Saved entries
::::
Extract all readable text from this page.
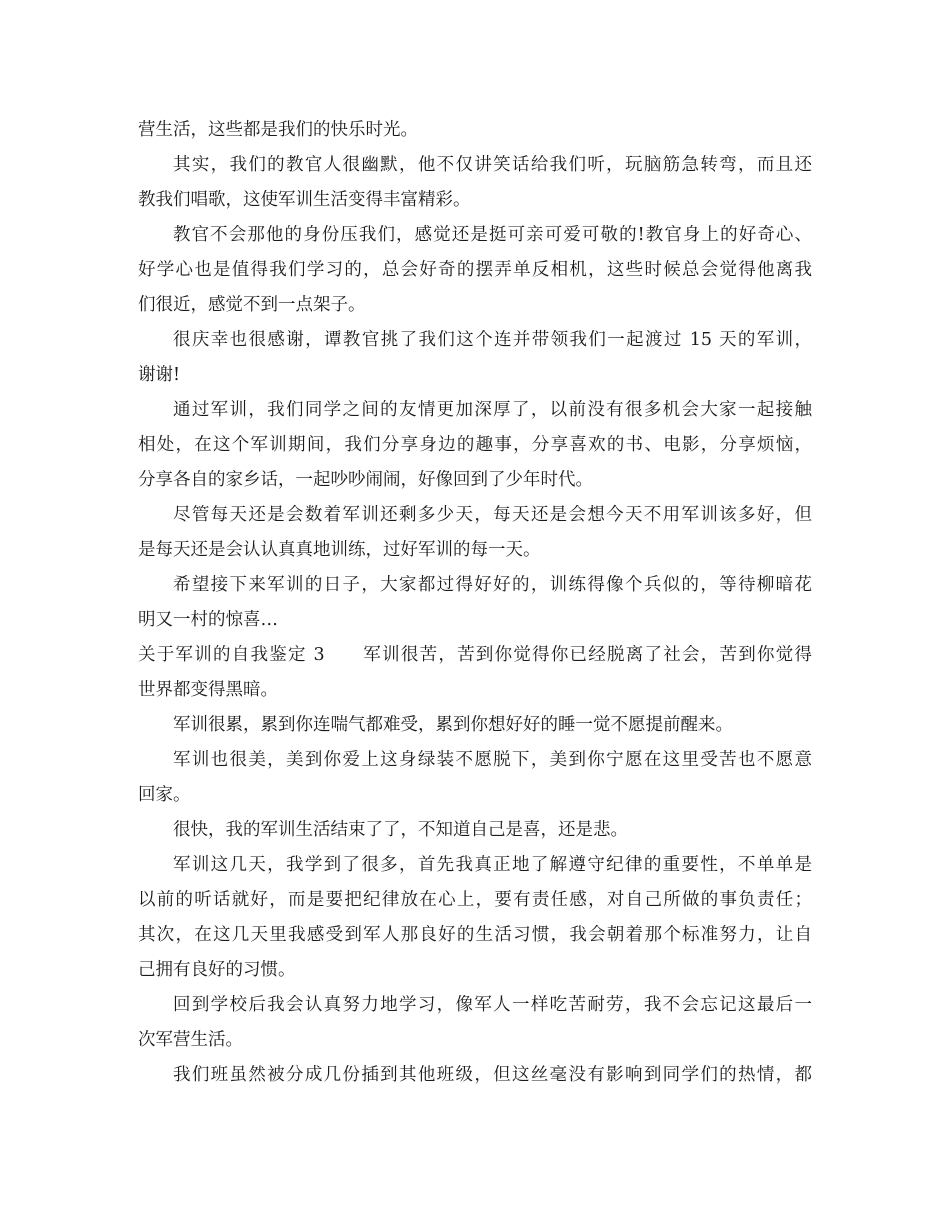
营生活，这些都是我们的快乐时光。
其实，我们的教官人很幽默，他不仅讲笑话给我们听，玩脑筋急转弯，而且还
教我们唱歌，这使军训生活变得丰富精彩。
教官不会那他的身份压我们，感觉还是挺可亲可爱可敬的!教官身上的好奇心、
好学心也是值得我们学习的，总会好奇的摆弄单反相机，这些时候总会觉得他离我
们很近，感觉不到一点架子。
很庆幸也很感谢，谭教官挑了我们这个连并带领我们一起渡过 15 天的军训，
谢谢!
通过军训，我们同学之间的友情更加深厚了，以前没有很多机会大家一起接触
相处，在这个军训期间，我们分享身边的趣事，分享喜欢的书、电影，分享烦恼，
分享各自的家乡话，一起吵吵闹闹，好像回到了少年时代。
尽管每天还是会数着军训还剩多少天，每天还是会想今天不用军训该多好，但
是每天还是会认认真真地训练，过好军训的每一天。
希望接下来军训的日子，大家都过得好好的，训练得像个兵似的，等待柳暗花
明又一村的惊喜…
关于军训的自我鉴定 3　　军训很苦，苦到你觉得你已经脱离了社会，苦到你觉得
世界都变得黑暗。
军训很累，累到你连喘气都难受，累到你想好好的睡一觉不愿提前醒来。
军训也很美，美到你爱上这身绿装不愿脱下，美到你宁愿在这里受苦也不愿意
回家。
很快，我的军训生活结束了了，不知道自己是喜，还是悲。
军训这几天，我学到了很多，首先我真正地了解遵守纪律的重要性，不单单是
以前的听话就好，而是要把纪律放在心上，要有责任感，对自己所做的事负责任；
其次，在这几天里我感受到军人那良好的生活习惯，我会朝着那个标准努力，让自
己拥有良好的习惯。
回到学校后我会认真努力地学习，像军人一样吃苦耐劳，我不会忘记这最后一
次军营生活。
我们班虽然被分成几份插到其他班级，但这丝毫没有影响到同学们的热情，都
::::
## PROBLEM TO WORK ON
The entries above are to be returned exactly, without their pictures.

## IN RESPONSE
Extract all readable text from this page.
营生活，这些都是我们的快乐时光。
其实，我们的教官人很幽默，他不仅讲笑话给我们听，玩脑筋急转弯，而且还
教我们唱歌，这使军训生活变得丰富精彩。
教官不会那他的身份压我们，感觉还是挺可亲可爱可敬的!教官身上的好奇心、
好学心也是值得我们学习的，总会好奇的摆弄单反相机，这些时候总会觉得他离我
们很近，感觉不到一点架子。
很庆幸也很感谢，谭教官挑了我们这个连并带领我们一起渡过 15 天的军训，
谢谢!
通过军训，我们同学之间的友情更加深厚了，以前没有很多机会大家一起接触
相处，在这个军训期间，我们分享身边的趣事，分享喜欢的书、电影，分享烦恼，
分享各自的家乡话，一起吵吵闹闹，好像回到了少年时代。
尽管每天还是会数着军训还剩多少天，每天还是会想今天不用军训该多好，但
是每天还是会认认真真地训练，过好军训的每一天。
希望接下来军训的日子，大家都过得好好的，训练得像个兵似的，等待柳暗花
明又一村的惊喜…
关于军训的自我鉴定 3　　军训很苦，苦到你觉得你已经脱离了社会，苦到你觉得
世界都变得黑暗。
军训很累，累到你连喘气都难受，累到你想好好的睡一觉不愿提前醒来。
军训也很美，美到你爱上这身绿装不愿脱下，美到你宁愿在这里受苦也不愿意
回家。
很快，我的军训生活结束了了，不知道自己是喜，还是悲。
军训这几天，我学到了很多，首先我真正地了解遵守纪律的重要性，不单单是
以前的听话就好，而是要把纪律放在心上，要有责任感，对自己所做的事负责任；
其次，在这几天里我感受到军人那良好的生活习惯，我会朝着那个标准努力，让自
己拥有良好的习惯。
回到学校后我会认真努力地学习，像军人一样吃苦耐劳，我不会忘记这最后一
次军营生活。
我们班虽然被分成几份插到其他班级，但这丝毫没有影响到同学们的热情，都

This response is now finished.